### RECORDS PROVIDED
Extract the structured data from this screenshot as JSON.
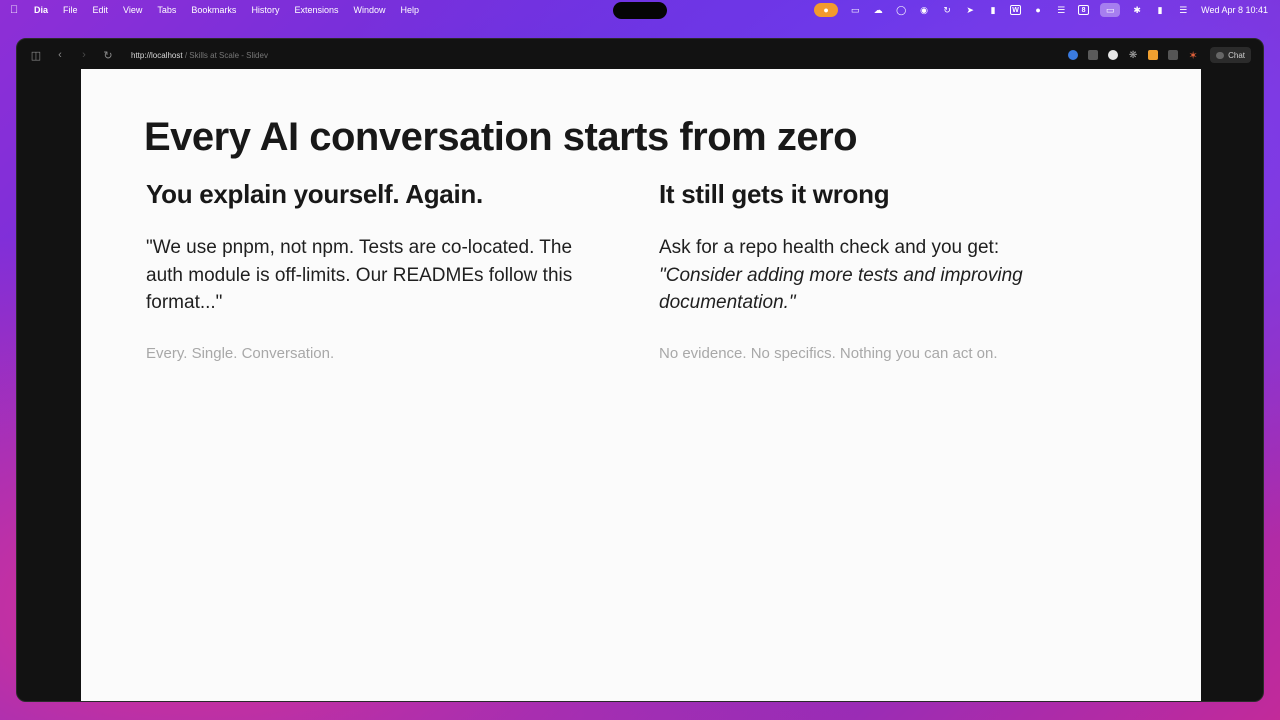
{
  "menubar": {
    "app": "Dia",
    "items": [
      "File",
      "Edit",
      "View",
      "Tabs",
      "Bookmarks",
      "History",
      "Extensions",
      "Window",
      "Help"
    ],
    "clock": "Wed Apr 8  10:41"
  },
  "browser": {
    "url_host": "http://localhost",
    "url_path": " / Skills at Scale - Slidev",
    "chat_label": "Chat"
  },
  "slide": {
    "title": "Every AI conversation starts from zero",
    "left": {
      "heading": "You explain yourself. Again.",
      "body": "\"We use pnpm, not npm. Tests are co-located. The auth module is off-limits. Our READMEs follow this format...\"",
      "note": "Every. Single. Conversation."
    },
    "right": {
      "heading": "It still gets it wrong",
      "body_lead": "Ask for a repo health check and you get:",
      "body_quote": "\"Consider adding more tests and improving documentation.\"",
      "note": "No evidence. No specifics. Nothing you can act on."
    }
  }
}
######
### RECORDS PROVIDED
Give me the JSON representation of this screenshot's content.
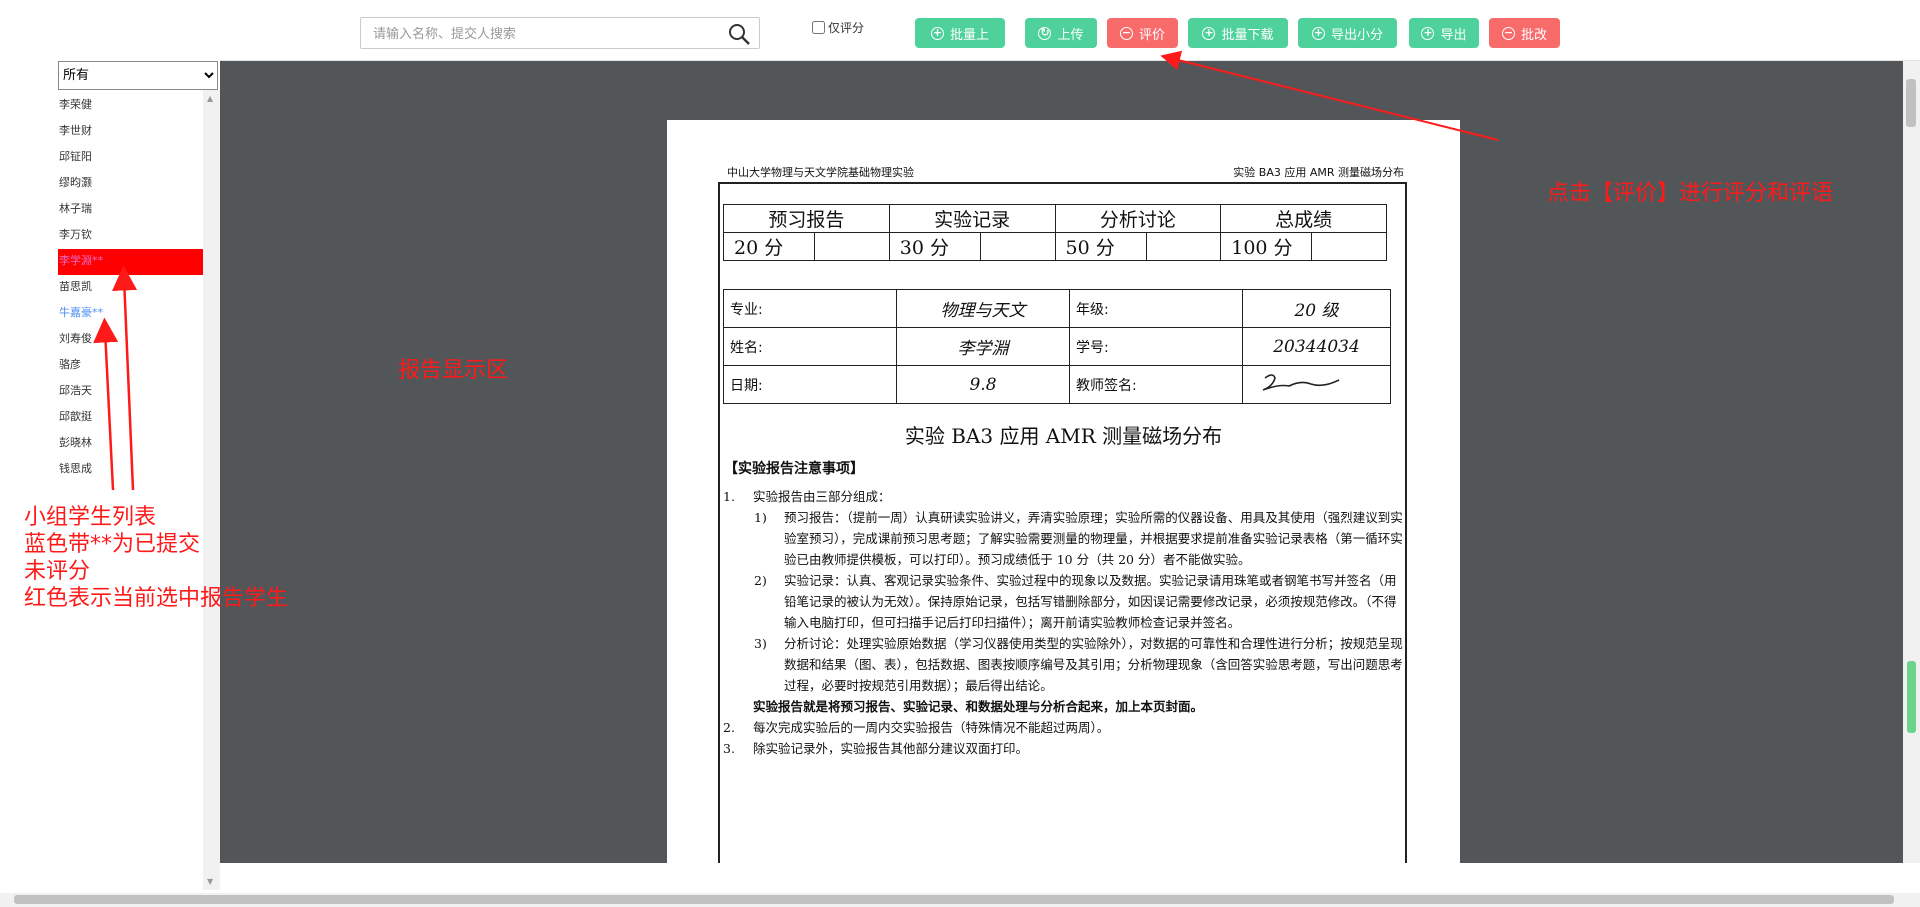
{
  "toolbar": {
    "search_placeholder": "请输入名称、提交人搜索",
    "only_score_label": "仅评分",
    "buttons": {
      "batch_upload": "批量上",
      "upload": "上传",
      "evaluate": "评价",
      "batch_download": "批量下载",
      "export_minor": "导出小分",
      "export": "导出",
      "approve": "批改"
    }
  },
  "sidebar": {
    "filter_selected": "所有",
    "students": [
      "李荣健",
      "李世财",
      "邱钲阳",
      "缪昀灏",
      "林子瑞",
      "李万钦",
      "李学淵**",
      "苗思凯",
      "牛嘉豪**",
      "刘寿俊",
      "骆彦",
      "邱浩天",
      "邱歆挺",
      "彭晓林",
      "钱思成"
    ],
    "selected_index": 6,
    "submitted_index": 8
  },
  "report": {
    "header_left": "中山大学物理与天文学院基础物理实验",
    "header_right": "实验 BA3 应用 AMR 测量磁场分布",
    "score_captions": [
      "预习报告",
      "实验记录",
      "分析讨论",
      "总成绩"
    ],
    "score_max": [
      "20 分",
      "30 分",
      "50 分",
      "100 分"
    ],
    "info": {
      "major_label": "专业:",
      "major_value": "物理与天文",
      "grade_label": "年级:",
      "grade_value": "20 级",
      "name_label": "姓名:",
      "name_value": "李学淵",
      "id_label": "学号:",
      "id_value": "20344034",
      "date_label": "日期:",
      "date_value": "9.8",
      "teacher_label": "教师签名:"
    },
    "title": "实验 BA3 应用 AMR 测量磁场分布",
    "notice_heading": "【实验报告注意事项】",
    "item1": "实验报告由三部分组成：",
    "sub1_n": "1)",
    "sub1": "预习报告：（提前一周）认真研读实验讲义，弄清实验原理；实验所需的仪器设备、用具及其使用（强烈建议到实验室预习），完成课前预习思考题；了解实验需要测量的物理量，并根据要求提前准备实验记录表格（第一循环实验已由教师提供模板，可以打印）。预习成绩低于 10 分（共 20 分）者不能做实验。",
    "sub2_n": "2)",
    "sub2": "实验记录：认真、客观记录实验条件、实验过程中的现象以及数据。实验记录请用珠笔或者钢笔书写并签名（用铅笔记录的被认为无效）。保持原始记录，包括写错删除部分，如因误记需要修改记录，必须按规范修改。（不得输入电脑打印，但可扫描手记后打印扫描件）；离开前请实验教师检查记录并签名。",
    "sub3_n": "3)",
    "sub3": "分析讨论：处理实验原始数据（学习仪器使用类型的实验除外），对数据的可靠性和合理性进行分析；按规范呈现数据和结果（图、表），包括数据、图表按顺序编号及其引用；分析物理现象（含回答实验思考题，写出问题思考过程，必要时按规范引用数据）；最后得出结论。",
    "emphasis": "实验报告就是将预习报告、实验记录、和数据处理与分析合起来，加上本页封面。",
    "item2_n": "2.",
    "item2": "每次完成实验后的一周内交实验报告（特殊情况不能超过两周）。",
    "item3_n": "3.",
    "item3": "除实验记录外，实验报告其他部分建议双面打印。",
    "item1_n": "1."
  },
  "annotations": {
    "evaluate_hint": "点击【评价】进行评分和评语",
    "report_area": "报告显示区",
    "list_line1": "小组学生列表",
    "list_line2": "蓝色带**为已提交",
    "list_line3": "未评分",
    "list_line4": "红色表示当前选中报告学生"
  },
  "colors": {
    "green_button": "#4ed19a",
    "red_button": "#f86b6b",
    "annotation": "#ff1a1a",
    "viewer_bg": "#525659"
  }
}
######
From the entries above, extract each line containing "title".

## ANSWER BELOW
    "title": "Every AI conversation starts from zero",
    "title": "实验 BA3 应用 AMR 测量磁场分布",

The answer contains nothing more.